(REQUIRED WORK)
In the data that follows, count each line holding the string "heading"; answer with the number only.

___ SOURCE RECORDS ___

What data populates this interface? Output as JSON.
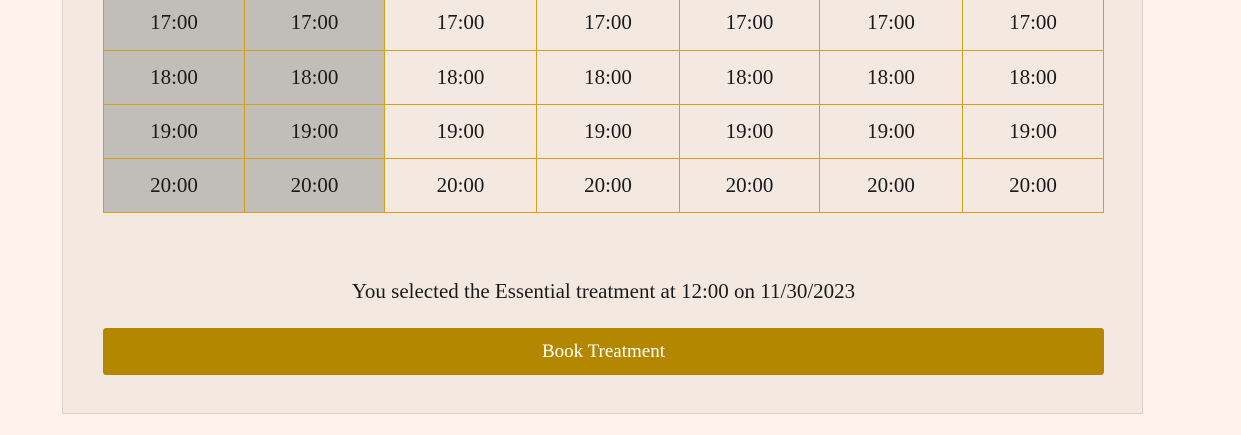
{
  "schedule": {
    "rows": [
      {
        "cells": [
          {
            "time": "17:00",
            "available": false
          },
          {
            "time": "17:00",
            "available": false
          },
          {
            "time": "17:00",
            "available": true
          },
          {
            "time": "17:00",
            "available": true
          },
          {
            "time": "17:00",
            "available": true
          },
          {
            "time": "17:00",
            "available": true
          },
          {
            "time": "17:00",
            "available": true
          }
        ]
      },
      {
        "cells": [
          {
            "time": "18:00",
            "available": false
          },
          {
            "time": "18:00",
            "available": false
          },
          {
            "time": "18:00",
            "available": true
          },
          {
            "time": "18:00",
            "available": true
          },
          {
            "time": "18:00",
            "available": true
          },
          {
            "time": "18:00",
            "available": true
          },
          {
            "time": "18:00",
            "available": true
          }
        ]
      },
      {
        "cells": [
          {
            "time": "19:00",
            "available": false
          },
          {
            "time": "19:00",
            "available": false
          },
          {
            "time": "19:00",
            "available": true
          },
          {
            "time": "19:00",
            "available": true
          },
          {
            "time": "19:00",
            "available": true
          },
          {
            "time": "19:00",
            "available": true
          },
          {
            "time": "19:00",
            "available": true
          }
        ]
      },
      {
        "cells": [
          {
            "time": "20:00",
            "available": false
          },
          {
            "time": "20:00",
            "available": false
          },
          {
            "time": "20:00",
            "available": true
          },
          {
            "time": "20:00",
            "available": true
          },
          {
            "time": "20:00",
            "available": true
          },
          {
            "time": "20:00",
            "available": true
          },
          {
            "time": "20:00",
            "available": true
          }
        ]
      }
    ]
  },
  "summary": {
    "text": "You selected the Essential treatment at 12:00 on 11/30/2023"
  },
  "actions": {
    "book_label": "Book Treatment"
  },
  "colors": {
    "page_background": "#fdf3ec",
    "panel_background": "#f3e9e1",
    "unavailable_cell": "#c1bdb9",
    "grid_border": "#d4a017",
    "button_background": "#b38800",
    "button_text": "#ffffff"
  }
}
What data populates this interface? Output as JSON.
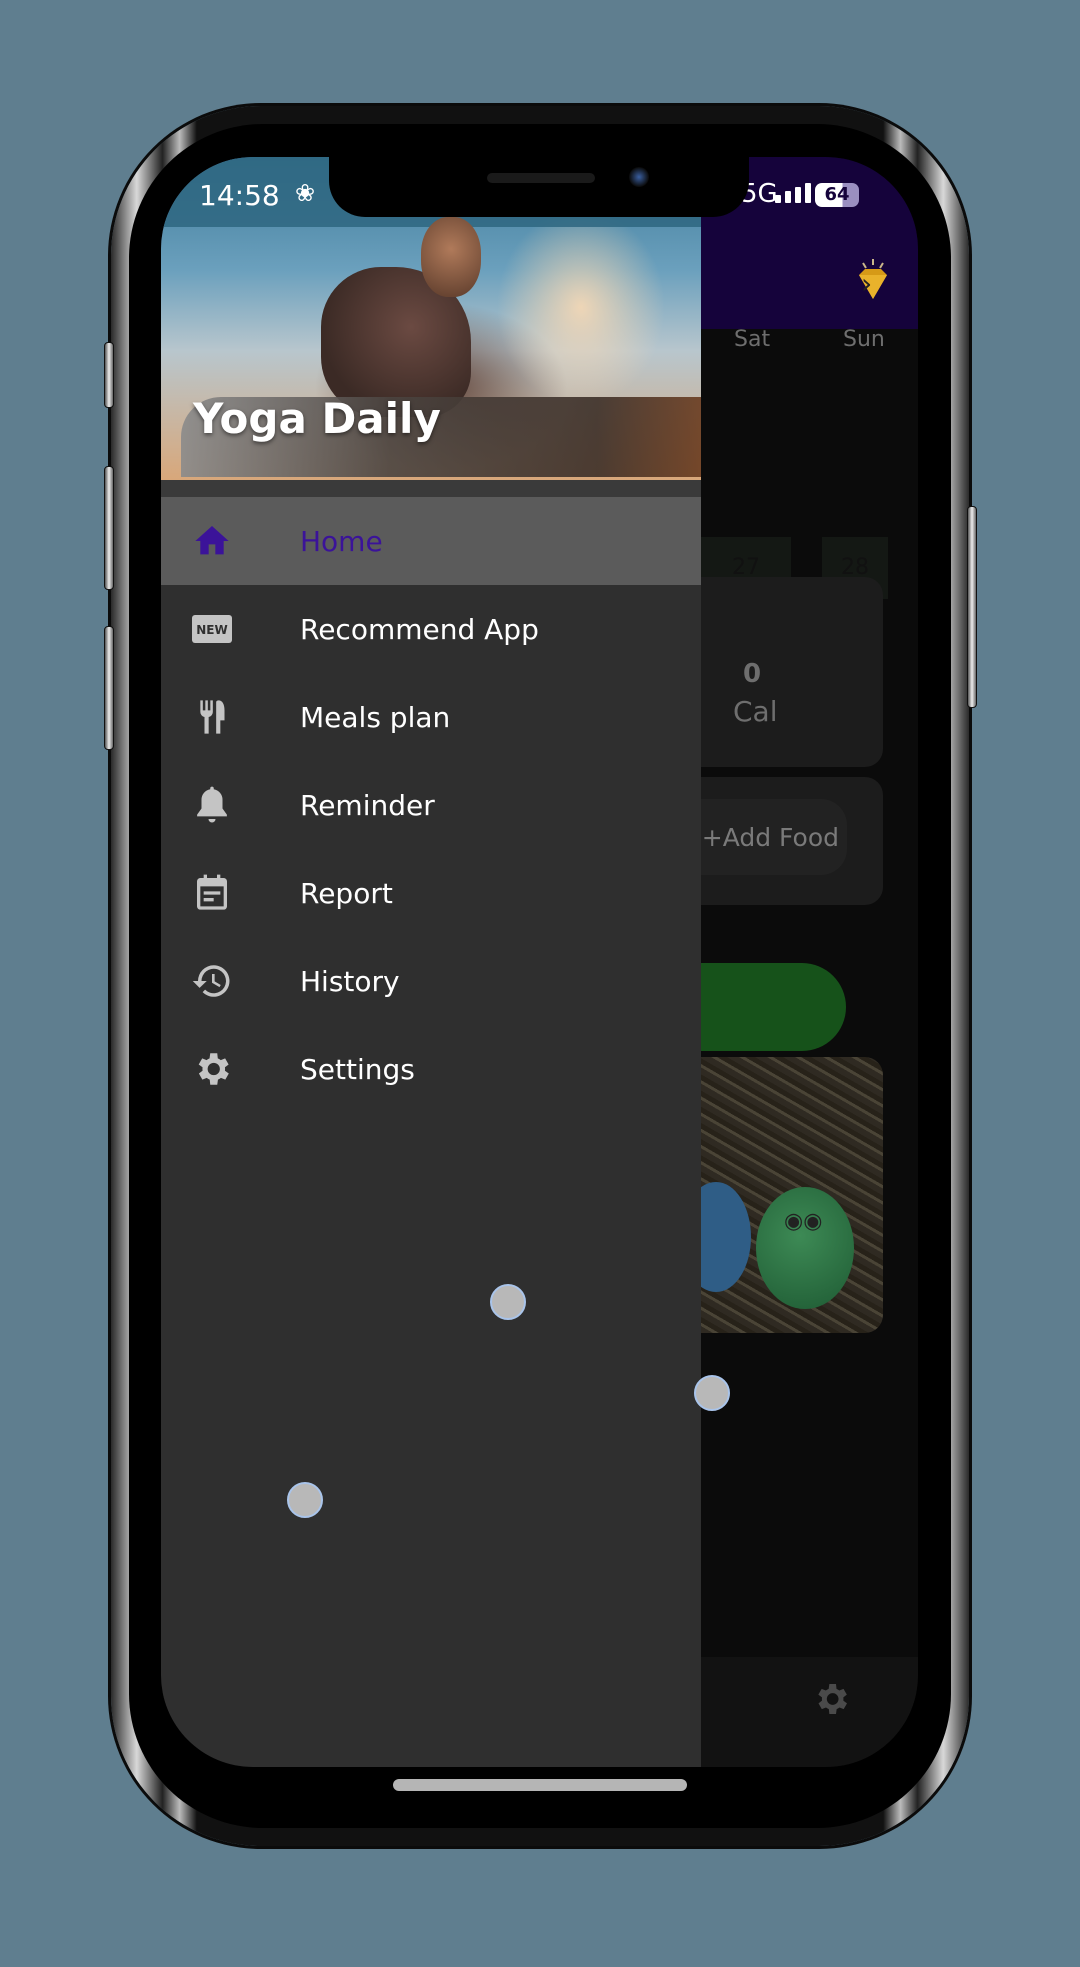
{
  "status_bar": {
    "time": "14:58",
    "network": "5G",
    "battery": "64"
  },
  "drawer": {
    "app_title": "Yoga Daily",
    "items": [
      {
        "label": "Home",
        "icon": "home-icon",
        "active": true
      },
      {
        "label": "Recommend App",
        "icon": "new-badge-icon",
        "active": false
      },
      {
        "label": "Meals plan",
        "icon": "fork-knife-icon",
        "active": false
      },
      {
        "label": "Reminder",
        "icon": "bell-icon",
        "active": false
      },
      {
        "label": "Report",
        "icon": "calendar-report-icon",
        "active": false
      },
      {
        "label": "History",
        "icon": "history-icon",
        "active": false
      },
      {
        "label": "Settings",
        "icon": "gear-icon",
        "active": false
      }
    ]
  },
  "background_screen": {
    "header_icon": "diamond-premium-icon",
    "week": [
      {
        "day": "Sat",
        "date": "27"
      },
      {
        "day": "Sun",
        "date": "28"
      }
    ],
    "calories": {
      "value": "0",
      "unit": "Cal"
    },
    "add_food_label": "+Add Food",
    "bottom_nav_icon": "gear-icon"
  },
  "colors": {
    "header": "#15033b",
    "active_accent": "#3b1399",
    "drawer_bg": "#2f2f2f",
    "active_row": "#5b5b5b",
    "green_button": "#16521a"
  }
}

___
___ SOURCE RECORDS ___

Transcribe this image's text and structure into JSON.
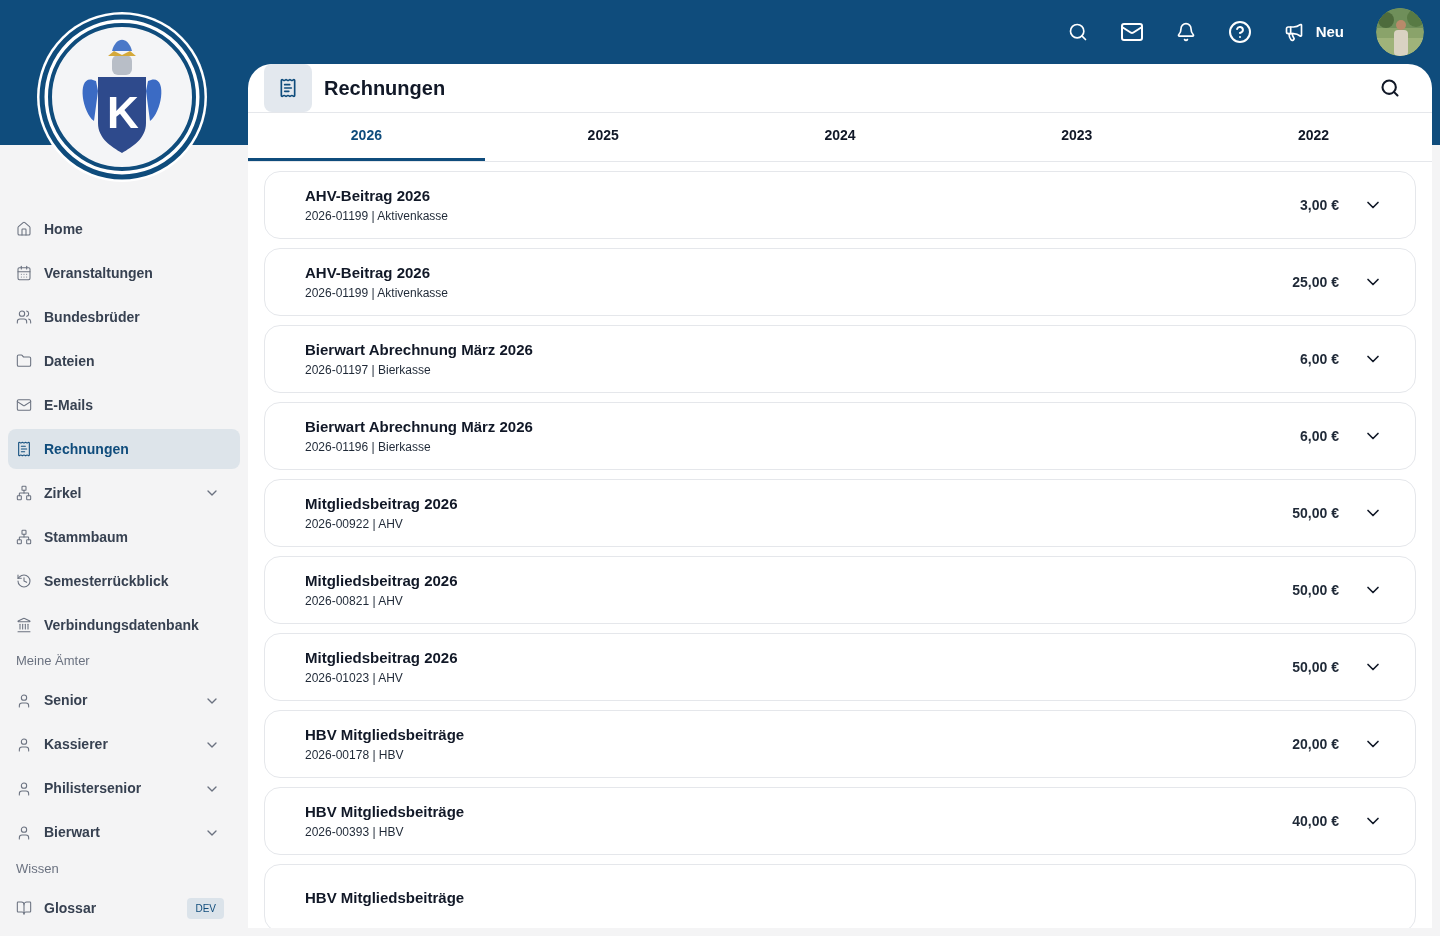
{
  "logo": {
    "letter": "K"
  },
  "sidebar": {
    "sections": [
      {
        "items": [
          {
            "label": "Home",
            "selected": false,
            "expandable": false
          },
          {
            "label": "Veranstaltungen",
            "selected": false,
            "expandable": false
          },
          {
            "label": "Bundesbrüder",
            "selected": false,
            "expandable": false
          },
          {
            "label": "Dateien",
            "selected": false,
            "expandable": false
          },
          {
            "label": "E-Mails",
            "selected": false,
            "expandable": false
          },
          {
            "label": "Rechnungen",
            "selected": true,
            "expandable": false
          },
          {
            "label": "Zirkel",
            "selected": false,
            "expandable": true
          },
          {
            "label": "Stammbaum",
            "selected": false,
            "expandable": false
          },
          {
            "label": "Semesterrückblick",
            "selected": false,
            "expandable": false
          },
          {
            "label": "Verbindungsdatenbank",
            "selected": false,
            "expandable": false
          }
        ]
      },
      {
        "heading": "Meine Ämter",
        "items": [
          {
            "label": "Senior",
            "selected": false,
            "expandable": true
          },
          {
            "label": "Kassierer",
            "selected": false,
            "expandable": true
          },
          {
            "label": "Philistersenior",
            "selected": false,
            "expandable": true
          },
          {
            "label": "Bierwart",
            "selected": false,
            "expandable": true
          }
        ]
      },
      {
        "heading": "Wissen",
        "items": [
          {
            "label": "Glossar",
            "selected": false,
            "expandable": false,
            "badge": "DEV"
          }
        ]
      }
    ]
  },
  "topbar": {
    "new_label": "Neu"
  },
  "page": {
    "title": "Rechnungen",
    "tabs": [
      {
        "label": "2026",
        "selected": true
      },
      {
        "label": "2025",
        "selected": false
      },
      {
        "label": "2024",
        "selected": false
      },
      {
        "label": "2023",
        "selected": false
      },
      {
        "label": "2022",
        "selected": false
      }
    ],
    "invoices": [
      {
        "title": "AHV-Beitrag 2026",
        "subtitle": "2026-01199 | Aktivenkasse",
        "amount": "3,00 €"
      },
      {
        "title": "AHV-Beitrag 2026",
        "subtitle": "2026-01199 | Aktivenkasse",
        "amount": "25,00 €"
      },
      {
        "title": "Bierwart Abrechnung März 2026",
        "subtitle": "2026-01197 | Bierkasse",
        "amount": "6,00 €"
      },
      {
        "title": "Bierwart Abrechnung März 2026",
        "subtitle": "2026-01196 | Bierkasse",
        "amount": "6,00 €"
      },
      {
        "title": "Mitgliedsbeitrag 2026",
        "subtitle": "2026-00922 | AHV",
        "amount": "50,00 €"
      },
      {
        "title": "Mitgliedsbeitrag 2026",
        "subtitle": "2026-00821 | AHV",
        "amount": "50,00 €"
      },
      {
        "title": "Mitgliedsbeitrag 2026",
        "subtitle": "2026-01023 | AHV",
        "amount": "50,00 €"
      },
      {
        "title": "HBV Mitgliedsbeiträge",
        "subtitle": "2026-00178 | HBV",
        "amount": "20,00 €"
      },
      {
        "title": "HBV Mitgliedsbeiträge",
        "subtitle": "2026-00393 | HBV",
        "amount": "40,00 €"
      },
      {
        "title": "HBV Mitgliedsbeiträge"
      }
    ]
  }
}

___

(ANSWER TO THE PROBLEM)
2